* **EXERCISE MATERIAL**
★ ★ ★ ★ ★ ★ ★

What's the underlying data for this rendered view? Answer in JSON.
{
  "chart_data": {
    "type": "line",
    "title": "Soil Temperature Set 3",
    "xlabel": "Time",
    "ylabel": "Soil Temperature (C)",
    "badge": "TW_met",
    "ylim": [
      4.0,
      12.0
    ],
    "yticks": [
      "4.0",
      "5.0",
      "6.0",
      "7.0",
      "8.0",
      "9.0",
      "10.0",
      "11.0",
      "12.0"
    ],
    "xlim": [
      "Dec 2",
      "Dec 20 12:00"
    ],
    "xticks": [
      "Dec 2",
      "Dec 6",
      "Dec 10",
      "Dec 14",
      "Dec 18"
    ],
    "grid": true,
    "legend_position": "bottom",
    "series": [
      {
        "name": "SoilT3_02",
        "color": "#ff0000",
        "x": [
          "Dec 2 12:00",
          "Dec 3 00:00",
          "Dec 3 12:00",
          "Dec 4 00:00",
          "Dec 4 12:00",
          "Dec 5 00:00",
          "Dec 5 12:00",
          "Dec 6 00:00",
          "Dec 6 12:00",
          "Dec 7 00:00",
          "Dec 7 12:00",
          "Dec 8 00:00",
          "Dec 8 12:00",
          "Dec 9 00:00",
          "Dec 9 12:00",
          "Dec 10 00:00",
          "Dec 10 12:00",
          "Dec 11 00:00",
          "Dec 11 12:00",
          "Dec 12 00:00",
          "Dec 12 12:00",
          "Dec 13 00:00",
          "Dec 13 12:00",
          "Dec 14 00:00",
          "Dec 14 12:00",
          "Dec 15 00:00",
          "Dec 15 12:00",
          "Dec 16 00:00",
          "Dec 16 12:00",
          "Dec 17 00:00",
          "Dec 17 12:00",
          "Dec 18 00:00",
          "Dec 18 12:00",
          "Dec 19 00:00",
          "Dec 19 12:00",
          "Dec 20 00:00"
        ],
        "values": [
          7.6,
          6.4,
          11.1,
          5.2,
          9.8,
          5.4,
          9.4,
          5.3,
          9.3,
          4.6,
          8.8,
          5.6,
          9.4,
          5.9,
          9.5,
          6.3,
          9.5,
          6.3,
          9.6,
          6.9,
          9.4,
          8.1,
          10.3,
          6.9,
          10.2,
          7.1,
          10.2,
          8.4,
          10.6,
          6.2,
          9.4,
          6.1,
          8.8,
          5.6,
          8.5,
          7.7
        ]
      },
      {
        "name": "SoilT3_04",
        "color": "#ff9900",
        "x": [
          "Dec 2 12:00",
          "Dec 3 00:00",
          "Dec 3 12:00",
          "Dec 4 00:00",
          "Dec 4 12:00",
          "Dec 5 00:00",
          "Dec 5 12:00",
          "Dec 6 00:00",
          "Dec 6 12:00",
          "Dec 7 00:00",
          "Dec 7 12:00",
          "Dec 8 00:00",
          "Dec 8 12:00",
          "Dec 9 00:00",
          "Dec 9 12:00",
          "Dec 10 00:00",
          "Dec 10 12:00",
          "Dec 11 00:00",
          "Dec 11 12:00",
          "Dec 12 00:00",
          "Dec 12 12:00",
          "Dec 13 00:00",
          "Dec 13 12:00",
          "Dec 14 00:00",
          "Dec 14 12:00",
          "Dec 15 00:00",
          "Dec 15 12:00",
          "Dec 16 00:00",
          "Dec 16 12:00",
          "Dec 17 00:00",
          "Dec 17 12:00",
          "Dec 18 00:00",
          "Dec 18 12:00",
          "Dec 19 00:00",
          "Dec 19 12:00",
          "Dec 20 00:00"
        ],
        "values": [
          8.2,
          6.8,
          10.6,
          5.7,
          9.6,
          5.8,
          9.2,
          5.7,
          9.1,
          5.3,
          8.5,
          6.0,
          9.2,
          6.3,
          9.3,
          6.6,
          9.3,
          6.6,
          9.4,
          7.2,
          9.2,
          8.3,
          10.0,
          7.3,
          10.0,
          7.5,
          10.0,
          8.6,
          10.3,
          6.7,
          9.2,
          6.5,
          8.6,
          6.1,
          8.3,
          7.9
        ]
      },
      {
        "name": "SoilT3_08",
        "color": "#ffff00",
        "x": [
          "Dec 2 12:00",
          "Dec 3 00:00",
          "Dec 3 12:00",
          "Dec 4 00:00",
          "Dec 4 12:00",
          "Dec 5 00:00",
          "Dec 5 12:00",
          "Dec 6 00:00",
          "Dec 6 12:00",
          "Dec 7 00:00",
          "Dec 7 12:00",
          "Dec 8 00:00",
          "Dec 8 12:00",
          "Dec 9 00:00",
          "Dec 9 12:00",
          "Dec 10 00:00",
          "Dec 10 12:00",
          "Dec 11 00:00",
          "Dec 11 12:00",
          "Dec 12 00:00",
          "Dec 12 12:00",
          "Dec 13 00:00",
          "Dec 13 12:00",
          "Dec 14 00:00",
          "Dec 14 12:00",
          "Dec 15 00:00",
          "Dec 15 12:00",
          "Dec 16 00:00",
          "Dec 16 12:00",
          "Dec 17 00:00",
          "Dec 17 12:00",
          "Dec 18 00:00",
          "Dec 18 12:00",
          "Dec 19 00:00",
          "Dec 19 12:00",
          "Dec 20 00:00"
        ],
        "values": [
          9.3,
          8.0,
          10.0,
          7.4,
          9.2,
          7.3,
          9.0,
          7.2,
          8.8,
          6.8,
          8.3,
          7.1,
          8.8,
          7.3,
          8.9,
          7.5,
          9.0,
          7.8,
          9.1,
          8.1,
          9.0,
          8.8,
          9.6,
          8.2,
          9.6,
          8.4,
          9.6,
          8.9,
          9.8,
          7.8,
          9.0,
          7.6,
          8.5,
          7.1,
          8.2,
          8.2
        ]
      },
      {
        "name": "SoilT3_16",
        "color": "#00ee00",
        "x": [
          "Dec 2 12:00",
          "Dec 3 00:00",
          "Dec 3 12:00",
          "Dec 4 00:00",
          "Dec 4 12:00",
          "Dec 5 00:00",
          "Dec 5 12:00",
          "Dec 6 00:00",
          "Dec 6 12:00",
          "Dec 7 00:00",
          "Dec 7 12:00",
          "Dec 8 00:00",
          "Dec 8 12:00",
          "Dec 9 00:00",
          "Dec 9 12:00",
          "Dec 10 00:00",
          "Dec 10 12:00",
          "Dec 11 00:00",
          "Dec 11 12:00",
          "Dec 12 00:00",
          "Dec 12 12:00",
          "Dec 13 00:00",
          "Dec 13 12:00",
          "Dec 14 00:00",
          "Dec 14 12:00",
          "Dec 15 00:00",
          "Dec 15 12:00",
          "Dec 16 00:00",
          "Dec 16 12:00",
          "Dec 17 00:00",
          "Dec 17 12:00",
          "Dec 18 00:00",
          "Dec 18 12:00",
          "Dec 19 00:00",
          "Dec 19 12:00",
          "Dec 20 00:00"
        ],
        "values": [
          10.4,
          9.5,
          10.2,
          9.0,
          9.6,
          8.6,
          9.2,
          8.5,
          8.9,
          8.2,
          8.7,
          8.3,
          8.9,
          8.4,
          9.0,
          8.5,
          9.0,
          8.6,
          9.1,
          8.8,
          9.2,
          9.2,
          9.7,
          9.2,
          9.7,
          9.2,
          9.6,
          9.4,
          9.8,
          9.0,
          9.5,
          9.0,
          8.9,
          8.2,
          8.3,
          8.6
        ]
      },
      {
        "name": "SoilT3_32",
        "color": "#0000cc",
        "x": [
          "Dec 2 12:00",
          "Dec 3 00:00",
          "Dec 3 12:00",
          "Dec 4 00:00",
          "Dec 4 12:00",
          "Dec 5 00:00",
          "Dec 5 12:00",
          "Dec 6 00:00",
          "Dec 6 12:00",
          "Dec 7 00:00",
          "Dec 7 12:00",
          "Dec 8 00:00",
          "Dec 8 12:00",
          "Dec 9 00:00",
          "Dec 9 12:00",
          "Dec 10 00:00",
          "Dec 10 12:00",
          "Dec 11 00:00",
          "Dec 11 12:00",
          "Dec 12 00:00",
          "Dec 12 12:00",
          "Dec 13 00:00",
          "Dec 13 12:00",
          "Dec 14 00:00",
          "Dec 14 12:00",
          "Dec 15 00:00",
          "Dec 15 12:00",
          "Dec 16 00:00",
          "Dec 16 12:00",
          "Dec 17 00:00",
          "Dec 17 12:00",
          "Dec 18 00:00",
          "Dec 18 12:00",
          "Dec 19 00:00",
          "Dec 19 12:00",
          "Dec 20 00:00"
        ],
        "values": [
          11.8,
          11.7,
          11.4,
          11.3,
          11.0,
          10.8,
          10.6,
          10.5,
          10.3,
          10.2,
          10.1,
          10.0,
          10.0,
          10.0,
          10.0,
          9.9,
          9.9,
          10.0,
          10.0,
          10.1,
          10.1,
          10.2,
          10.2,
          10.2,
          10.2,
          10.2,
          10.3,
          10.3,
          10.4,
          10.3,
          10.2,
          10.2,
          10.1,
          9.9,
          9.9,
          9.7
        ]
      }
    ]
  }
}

★ ★ ★ ★ ★ ★ ★

* **TASK TO CARRY OUT**
Tally up the lines holding the word "Temperature" in the data above, and answer with that figure only.

* **FINISHED ANSWER**
2